**Exercise objective**
Retype each line of the material exactly, please, skipping any picture in it.

-- start of Records for this task --

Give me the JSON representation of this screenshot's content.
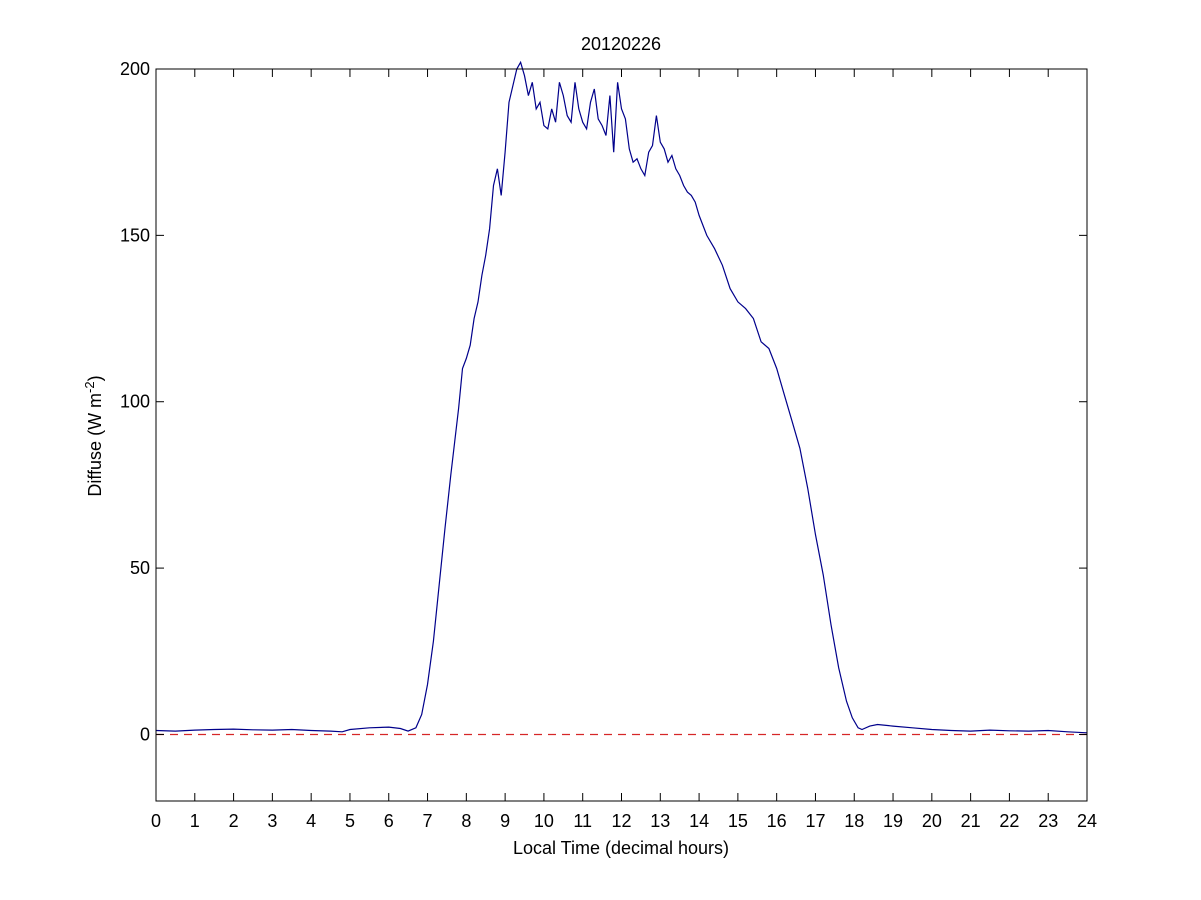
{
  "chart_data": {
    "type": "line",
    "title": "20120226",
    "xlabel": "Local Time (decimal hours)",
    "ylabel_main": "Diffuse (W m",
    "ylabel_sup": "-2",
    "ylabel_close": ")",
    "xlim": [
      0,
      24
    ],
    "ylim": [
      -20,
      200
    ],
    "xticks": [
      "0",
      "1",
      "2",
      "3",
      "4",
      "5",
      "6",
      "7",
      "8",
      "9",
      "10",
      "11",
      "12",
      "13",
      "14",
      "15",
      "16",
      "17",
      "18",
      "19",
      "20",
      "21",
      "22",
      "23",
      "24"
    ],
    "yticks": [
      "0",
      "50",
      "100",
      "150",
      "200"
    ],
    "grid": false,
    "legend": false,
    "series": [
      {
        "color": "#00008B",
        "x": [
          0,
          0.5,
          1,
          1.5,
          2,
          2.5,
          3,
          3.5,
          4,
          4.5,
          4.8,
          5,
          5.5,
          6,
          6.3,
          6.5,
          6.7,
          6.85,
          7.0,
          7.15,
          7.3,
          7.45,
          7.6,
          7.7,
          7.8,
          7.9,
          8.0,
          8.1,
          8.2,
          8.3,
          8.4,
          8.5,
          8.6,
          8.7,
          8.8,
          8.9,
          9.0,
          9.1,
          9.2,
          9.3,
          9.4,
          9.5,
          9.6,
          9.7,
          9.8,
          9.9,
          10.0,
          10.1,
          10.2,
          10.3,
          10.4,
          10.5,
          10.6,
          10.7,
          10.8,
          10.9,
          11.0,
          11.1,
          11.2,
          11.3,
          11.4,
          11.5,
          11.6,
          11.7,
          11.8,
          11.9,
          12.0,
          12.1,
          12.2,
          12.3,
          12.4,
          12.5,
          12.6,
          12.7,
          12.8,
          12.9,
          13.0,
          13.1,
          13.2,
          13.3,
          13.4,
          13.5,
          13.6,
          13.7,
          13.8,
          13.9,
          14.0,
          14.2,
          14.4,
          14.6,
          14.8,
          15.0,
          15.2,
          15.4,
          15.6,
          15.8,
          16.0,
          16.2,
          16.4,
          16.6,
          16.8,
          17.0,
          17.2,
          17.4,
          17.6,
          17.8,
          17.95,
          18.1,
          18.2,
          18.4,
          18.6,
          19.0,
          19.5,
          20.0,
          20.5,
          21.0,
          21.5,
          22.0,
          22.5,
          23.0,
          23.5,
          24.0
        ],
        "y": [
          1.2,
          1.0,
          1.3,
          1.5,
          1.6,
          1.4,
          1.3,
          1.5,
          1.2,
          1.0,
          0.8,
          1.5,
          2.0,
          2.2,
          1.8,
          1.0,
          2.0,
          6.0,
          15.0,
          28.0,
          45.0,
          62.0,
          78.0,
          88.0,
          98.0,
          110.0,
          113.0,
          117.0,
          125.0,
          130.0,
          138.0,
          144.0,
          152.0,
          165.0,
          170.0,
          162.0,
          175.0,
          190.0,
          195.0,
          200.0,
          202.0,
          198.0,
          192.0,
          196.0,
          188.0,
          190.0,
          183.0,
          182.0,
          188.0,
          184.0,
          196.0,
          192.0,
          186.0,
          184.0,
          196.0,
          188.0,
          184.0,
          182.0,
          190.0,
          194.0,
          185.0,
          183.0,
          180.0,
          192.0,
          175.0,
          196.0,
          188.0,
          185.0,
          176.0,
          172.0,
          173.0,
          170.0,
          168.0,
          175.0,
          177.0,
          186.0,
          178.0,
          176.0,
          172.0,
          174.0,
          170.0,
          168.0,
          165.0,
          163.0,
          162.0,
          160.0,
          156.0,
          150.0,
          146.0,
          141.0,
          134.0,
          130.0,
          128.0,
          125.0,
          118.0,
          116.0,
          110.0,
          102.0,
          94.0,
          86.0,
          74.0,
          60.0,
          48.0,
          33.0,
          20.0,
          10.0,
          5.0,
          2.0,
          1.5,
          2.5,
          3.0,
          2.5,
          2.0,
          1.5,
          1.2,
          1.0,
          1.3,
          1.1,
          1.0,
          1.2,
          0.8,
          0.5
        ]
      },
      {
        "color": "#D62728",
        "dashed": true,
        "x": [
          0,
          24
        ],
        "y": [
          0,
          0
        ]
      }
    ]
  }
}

-- end of Records for this task --

**Task response**
Give me the JSON representation of this screenshot's content.
{
  "chart_data": {
    "type": "line",
    "title": "20120226",
    "xlabel": "Local Time (decimal hours)",
    "ylabel_main": "Diffuse (W m",
    "ylabel_sup": "-2",
    "ylabel_close": ")",
    "xlim": [
      0,
      24
    ],
    "ylim": [
      -20,
      200
    ],
    "xticks": [
      "0",
      "1",
      "2",
      "3",
      "4",
      "5",
      "6",
      "7",
      "8",
      "9",
      "10",
      "11",
      "12",
      "13",
      "14",
      "15",
      "16",
      "17",
      "18",
      "19",
      "20",
      "21",
      "22",
      "23",
      "24"
    ],
    "yticks": [
      "0",
      "50",
      "100",
      "150",
      "200"
    ],
    "grid": false,
    "legend": false,
    "series": [
      {
        "color": "#00008B",
        "x": [
          0,
          0.5,
          1,
          1.5,
          2,
          2.5,
          3,
          3.5,
          4,
          4.5,
          4.8,
          5,
          5.5,
          6,
          6.3,
          6.5,
          6.7,
          6.85,
          7.0,
          7.15,
          7.3,
          7.45,
          7.6,
          7.7,
          7.8,
          7.9,
          8.0,
          8.1,
          8.2,
          8.3,
          8.4,
          8.5,
          8.6,
          8.7,
          8.8,
          8.9,
          9.0,
          9.1,
          9.2,
          9.3,
          9.4,
          9.5,
          9.6,
          9.7,
          9.8,
          9.9,
          10.0,
          10.1,
          10.2,
          10.3,
          10.4,
          10.5,
          10.6,
          10.7,
          10.8,
          10.9,
          11.0,
          11.1,
          11.2,
          11.3,
          11.4,
          11.5,
          11.6,
          11.7,
          11.8,
          11.9,
          12.0,
          12.1,
          12.2,
          12.3,
          12.4,
          12.5,
          12.6,
          12.7,
          12.8,
          12.9,
          13.0,
          13.1,
          13.2,
          13.3,
          13.4,
          13.5,
          13.6,
          13.7,
          13.8,
          13.9,
          14.0,
          14.2,
          14.4,
          14.6,
          14.8,
          15.0,
          15.2,
          15.4,
          15.6,
          15.8,
          16.0,
          16.2,
          16.4,
          16.6,
          16.8,
          17.0,
          17.2,
          17.4,
          17.6,
          17.8,
          17.95,
          18.1,
          18.2,
          18.4,
          18.6,
          19.0,
          19.5,
          20.0,
          20.5,
          21.0,
          21.5,
          22.0,
          22.5,
          23.0,
          23.5,
          24.0
        ],
        "y": [
          1.2,
          1.0,
          1.3,
          1.5,
          1.6,
          1.4,
          1.3,
          1.5,
          1.2,
          1.0,
          0.8,
          1.5,
          2.0,
          2.2,
          1.8,
          1.0,
          2.0,
          6.0,
          15.0,
          28.0,
          45.0,
          62.0,
          78.0,
          88.0,
          98.0,
          110.0,
          113.0,
          117.0,
          125.0,
          130.0,
          138.0,
          144.0,
          152.0,
          165.0,
          170.0,
          162.0,
          175.0,
          190.0,
          195.0,
          200.0,
          202.0,
          198.0,
          192.0,
          196.0,
          188.0,
          190.0,
          183.0,
          182.0,
          188.0,
          184.0,
          196.0,
          192.0,
          186.0,
          184.0,
          196.0,
          188.0,
          184.0,
          182.0,
          190.0,
          194.0,
          185.0,
          183.0,
          180.0,
          192.0,
          175.0,
          196.0,
          188.0,
          185.0,
          176.0,
          172.0,
          173.0,
          170.0,
          168.0,
          175.0,
          177.0,
          186.0,
          178.0,
          176.0,
          172.0,
          174.0,
          170.0,
          168.0,
          165.0,
          163.0,
          162.0,
          160.0,
          156.0,
          150.0,
          146.0,
          141.0,
          134.0,
          130.0,
          128.0,
          125.0,
          118.0,
          116.0,
          110.0,
          102.0,
          94.0,
          86.0,
          74.0,
          60.0,
          48.0,
          33.0,
          20.0,
          10.0,
          5.0,
          2.0,
          1.5,
          2.5,
          3.0,
          2.5,
          2.0,
          1.5,
          1.2,
          1.0,
          1.3,
          1.1,
          1.0,
          1.2,
          0.8,
          0.5
        ]
      },
      {
        "color": "#D62728",
        "dashed": true,
        "x": [
          0,
          24
        ],
        "y": [
          0,
          0
        ]
      }
    ]
  }
}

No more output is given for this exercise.